■ Aim: Reproduce the listing below in its entirety. Change nothing.

[start of The data]

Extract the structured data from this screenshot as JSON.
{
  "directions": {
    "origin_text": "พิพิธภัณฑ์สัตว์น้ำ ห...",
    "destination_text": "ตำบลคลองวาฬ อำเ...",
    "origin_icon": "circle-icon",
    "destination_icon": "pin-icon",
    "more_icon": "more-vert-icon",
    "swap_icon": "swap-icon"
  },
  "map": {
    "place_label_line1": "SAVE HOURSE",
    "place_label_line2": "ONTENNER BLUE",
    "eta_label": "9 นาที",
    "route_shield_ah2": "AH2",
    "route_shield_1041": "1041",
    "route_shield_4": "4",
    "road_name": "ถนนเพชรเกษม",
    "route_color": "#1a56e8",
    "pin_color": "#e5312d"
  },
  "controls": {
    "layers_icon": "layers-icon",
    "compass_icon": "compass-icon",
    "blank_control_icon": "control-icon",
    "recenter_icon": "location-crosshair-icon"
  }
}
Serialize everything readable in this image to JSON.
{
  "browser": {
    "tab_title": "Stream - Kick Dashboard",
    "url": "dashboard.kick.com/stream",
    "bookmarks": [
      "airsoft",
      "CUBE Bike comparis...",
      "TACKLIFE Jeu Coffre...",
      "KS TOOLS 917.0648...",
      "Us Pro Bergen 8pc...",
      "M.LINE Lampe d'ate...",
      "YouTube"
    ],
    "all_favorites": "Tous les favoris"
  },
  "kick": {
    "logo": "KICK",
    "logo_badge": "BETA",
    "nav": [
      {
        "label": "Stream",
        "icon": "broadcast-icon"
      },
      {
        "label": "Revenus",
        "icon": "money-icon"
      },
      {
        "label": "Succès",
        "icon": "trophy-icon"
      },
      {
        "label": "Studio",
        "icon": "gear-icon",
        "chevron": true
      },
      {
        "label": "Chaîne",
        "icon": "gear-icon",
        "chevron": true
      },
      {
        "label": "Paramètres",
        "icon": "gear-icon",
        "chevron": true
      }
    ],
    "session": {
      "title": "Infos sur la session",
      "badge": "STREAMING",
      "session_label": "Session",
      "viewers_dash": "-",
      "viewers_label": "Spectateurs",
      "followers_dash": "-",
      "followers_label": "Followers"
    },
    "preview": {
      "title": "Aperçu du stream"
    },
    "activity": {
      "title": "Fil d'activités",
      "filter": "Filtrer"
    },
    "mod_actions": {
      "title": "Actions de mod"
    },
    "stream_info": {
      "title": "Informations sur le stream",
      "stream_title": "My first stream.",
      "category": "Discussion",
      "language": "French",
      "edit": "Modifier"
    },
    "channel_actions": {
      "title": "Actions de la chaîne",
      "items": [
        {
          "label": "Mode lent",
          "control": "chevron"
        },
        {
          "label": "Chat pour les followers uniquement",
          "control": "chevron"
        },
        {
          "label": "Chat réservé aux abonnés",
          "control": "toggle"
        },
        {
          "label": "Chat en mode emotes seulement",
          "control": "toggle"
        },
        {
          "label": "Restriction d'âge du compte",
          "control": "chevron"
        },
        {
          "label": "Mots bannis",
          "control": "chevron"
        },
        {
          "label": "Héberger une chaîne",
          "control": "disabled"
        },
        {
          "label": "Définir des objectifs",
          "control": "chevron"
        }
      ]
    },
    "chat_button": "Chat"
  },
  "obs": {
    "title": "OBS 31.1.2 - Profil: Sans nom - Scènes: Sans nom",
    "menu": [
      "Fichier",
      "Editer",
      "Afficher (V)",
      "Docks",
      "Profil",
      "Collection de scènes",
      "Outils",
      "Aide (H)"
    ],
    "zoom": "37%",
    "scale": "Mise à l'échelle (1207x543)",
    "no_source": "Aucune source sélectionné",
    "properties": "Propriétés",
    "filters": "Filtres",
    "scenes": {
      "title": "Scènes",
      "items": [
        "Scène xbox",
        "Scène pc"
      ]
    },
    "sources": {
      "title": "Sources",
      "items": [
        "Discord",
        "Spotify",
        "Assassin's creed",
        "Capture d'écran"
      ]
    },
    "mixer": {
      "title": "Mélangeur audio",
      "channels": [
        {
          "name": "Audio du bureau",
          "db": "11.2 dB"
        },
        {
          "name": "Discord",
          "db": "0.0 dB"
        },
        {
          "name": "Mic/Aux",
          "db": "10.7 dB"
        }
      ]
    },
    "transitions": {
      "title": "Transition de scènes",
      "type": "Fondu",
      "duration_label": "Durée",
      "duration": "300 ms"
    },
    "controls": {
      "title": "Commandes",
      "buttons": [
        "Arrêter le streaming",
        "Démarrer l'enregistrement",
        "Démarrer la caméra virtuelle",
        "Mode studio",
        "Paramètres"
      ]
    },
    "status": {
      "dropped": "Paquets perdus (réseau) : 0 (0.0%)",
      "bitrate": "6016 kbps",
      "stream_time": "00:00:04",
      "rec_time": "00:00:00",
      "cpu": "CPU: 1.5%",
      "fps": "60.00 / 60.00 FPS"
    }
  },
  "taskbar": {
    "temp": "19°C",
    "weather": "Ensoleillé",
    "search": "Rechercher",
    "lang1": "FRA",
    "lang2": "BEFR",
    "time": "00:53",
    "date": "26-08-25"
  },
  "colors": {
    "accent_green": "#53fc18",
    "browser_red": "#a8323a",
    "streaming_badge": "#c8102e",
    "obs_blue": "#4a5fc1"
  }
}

[end of The data]

■ Completed exercise:
Extract the structured data from this screenshot as JSON.
{
  "directions": {
    "origin_text": "พิพิธภัณฑ์สัตว์น้ำ ห...",
    "destination_text": "ตำบลคลองวาฬ อำเ...",
    "origin_icon": "circle-icon",
    "destination_icon": "pin-icon",
    "more_icon": "more-vert-icon",
    "swap_icon": "swap-icon"
  },
  "map": {
    "place_label_line1": "SAVE HOURSE",
    "place_label_line2": "ONTENNER BLUE",
    "eta_label": "9 นาที",
    "route_shield_ah2": "AH2",
    "route_shield_1041": "1041",
    "route_shield_4": "4",
    "road_name": "ถนนเพชรเกษม",
    "route_color": "#1a56e8",
    "pin_color": "#e5312d"
  },
  "controls": {
    "layers_icon": "layers-icon",
    "compass_icon": "compass-icon",
    "blank_control_icon": "control-icon",
    "recenter_icon": "location-crosshair-icon"
  }
}
Serialize everything readable in this image to JSON.
{
  "browser": {
    "tab_title": "Stream - Kick Dashboard",
    "url": "dashboard.kick.com/stream",
    "bookmarks": [
      "airsoft",
      "CUBE Bike comparis...",
      "TACKLIFE Jeu Coffre...",
      "KS TOOLS 917.0648...",
      "Us Pro Bergen 8pc...",
      "M.LINE Lampe d'ate...",
      "YouTube"
    ],
    "all_favorites": "Tous les favoris"
  },
  "kick": {
    "logo": "KICK",
    "logo_badge": "BETA",
    "nav": [
      {
        "label": "Stream",
        "icon": "broadcast-icon"
      },
      {
        "label": "Revenus",
        "icon": "money-icon"
      },
      {
        "label": "Succès",
        "icon": "trophy-icon"
      },
      {
        "label": "Studio",
        "icon": "gear-icon",
        "chevron": true
      },
      {
        "label": "Chaîne",
        "icon": "gear-icon",
        "chevron": true
      },
      {
        "label": "Paramètres",
        "icon": "gear-icon",
        "chevron": true
      }
    ],
    "session": {
      "title": "Infos sur la session",
      "badge": "STREAMING",
      "session_label": "Session",
      "viewers_dash": "-",
      "viewers_label": "Spectateurs",
      "followers_dash": "-",
      "followers_label": "Followers"
    },
    "preview": {
      "title": "Aperçu du stream"
    },
    "activity": {
      "title": "Fil d'activités",
      "filter": "Filtrer"
    },
    "mod_actions": {
      "title": "Actions de mod"
    },
    "stream_info": {
      "title": "Informations sur le stream",
      "stream_title": "My first stream.",
      "category": "Discussion",
      "language": "French",
      "edit": "Modifier"
    },
    "channel_actions": {
      "title": "Actions de la chaîne",
      "items": [
        {
          "label": "Mode lent",
          "control": "chevron"
        },
        {
          "label": "Chat pour les followers uniquement",
          "control": "chevron"
        },
        {
          "label": "Chat réservé aux abonnés",
          "control": "toggle"
        },
        {
          "label": "Chat en mode emotes seulement",
          "control": "toggle"
        },
        {
          "label": "Restriction d'âge du compte",
          "control": "chevron"
        },
        {
          "label": "Mots bannis",
          "control": "chevron"
        },
        {
          "label": "Héberger une chaîne",
          "control": "disabled"
        },
        {
          "label": "Définir des objectifs",
          "control": "chevron"
        }
      ]
    },
    "chat_button": "Chat"
  },
  "obs": {
    "title": "OBS 31.1.2 - Profil: Sans nom - Scènes: Sans nom",
    "menu": [
      "Fichier",
      "Editer",
      "Afficher (V)",
      "Docks",
      "Profil",
      "Collection de scènes",
      "Outils",
      "Aide (H)"
    ],
    "zoom": "37%",
    "scale": "Mise à l'échelle (1207x543)",
    "no_source": "Aucune source sélectionné",
    "properties": "Propriétés",
    "filters": "Filtres",
    "scenes": {
      "title": "Scènes",
      "items": [
        "Scène xbox",
        "Scène pc"
      ]
    },
    "sources": {
      "title": "Sources",
      "items": [
        "Discord",
        "Spotify",
        "Assassin's creed",
        "Capture d'écran"
      ]
    },
    "mixer": {
      "title": "Mélangeur audio",
      "channels": [
        {
          "name": "Audio du bureau",
          "db": "11.2 dB"
        },
        {
          "name": "Discord",
          "db": "0.0 dB"
        },
        {
          "name": "Mic/Aux",
          "db": "10.7 dB"
        }
      ]
    },
    "transitions": {
      "title": "Transition de scènes",
      "type": "Fondu",
      "duration_label": "Durée",
      "duration": "300 ms"
    },
    "controls": {
      "title": "Commandes",
      "buttons": [
        "Arrêter le streaming",
        "Démarrer l'enregistrement",
        "Démarrer la caméra virtuelle",
        "Mode studio",
        "Paramètres"
      ]
    },
    "status": {
      "dropped": "Paquets perdus (réseau) : 0 (0.0%)",
      "bitrate": "6016 kbps",
      "stream_time": "00:00:04",
      "rec_time": "00:00:00",
      "cpu": "CPU: 1.5%",
      "fps": "60.00 / 60.00 FPS"
    }
  },
  "taskbar": {
    "temp": "19°C",
    "weather": "Ensoleillé",
    "search": "Rechercher",
    "lang1": "FRA",
    "lang2": "BEFR",
    "time": "00:53",
    "date": "26-08-25"
  },
  "colors": {
    "accent_green": "#53fc18",
    "browser_red": "#a8323a",
    "streaming_badge": "#c8102e",
    "obs_blue": "#4a5fc1"
  }
}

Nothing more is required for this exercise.